§ What to do
Read through the records below and copy each line that uses the word "Respiration".
## start
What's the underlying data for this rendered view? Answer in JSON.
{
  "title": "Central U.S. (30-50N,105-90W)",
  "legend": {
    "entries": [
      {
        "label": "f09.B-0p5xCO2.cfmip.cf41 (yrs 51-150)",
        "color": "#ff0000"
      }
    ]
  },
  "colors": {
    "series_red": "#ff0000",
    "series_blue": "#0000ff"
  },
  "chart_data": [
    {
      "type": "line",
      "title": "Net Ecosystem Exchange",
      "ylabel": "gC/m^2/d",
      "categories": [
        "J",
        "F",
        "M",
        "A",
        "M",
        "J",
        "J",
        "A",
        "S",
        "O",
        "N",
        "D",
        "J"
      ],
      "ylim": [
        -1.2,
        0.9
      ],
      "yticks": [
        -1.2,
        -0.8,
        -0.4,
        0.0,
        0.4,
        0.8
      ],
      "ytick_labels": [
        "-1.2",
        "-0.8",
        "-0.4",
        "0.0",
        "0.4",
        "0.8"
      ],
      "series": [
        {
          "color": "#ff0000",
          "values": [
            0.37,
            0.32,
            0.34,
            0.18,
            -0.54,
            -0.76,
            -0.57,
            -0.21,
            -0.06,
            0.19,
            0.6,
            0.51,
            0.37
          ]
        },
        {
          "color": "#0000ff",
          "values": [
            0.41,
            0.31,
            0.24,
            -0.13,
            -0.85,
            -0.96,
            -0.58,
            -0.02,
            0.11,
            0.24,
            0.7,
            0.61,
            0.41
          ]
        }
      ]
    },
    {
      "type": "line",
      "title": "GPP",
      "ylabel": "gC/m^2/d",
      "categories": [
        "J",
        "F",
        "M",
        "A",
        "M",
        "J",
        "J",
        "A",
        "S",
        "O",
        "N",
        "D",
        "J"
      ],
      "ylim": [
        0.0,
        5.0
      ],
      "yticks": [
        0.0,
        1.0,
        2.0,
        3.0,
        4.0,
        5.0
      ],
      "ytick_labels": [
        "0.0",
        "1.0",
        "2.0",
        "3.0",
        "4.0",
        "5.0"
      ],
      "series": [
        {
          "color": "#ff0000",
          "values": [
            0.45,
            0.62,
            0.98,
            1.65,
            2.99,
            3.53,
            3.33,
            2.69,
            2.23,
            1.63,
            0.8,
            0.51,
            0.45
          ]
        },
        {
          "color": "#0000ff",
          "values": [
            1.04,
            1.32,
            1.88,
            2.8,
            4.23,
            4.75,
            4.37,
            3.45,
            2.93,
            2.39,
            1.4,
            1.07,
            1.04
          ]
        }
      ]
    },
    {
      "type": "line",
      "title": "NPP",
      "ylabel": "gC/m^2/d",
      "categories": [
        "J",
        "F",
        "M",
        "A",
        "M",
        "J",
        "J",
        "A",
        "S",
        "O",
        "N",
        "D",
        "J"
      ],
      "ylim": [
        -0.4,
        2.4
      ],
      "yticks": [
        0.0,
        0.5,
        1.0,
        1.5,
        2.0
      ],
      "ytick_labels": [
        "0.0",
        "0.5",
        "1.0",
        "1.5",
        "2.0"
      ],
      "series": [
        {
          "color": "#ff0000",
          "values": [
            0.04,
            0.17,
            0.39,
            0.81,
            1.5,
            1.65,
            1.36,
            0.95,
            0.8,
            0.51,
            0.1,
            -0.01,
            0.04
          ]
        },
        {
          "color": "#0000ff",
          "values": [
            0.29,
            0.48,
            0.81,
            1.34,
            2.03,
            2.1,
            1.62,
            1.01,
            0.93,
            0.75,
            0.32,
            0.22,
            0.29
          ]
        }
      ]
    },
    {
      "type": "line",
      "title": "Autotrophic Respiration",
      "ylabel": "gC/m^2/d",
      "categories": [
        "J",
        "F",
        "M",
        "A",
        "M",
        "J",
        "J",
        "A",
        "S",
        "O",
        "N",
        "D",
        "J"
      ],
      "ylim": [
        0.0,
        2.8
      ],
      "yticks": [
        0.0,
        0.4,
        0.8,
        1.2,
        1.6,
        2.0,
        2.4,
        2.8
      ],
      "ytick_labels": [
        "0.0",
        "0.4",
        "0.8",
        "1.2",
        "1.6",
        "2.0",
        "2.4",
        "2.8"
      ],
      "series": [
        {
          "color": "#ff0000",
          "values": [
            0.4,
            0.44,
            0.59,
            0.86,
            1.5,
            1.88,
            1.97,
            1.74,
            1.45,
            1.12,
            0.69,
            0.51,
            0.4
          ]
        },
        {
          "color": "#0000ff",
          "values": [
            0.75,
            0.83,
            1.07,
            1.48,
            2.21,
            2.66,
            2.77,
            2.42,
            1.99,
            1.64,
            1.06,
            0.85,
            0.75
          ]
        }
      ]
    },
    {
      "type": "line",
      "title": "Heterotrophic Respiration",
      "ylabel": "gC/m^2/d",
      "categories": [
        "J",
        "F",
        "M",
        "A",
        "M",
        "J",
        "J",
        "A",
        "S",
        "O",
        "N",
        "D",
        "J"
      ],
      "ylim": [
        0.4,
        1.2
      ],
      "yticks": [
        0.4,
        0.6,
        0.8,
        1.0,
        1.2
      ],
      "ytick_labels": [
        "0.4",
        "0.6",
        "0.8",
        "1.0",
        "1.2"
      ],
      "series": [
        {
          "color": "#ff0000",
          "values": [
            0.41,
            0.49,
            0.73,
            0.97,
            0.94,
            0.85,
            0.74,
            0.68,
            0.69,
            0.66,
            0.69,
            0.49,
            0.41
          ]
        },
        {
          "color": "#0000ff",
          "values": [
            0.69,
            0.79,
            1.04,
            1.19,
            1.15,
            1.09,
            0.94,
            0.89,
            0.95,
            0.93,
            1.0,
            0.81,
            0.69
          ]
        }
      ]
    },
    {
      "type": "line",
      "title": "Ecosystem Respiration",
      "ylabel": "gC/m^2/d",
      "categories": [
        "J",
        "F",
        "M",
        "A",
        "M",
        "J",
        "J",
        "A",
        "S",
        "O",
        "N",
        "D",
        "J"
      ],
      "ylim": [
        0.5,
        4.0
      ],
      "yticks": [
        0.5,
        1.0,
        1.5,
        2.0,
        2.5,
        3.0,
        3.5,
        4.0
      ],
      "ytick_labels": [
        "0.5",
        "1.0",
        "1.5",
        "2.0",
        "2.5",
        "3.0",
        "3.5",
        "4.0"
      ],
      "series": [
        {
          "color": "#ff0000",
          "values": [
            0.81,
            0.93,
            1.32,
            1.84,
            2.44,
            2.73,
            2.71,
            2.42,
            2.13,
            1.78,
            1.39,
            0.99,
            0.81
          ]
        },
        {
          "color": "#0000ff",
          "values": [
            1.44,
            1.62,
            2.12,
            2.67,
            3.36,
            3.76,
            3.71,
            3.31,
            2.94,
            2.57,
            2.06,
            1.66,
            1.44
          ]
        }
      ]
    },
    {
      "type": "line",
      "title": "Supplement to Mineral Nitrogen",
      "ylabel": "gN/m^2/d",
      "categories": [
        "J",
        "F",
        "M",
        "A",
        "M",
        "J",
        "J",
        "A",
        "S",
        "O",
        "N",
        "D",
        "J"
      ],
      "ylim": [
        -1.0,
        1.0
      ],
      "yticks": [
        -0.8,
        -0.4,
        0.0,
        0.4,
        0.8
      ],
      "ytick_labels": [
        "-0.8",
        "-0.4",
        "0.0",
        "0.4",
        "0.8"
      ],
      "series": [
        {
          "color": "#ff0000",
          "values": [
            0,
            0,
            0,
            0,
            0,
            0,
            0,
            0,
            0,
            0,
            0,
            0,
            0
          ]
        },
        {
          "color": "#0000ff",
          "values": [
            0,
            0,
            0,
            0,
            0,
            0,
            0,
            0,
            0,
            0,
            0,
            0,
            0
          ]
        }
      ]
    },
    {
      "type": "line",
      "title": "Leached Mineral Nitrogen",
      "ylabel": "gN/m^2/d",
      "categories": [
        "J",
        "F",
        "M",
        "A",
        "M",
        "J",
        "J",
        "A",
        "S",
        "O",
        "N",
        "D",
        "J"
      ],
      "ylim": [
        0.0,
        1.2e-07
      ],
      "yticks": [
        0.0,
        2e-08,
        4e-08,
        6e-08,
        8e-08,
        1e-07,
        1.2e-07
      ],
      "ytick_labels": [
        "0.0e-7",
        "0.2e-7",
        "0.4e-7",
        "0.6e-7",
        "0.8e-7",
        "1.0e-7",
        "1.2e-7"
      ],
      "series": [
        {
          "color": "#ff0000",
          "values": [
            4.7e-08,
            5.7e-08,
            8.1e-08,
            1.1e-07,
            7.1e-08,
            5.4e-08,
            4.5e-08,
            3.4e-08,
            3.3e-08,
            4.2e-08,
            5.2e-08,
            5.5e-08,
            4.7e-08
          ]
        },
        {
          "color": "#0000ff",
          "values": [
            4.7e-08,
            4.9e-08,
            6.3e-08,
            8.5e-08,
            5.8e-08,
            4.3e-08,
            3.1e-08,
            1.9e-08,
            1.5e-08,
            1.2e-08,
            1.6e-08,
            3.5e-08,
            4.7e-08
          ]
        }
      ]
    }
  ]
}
## end
§ Completed exercise
      "title": "Autotrophic Respiration",
      "title": "Heterotrophic Respiration",
      "title": "Ecosystem Respiration",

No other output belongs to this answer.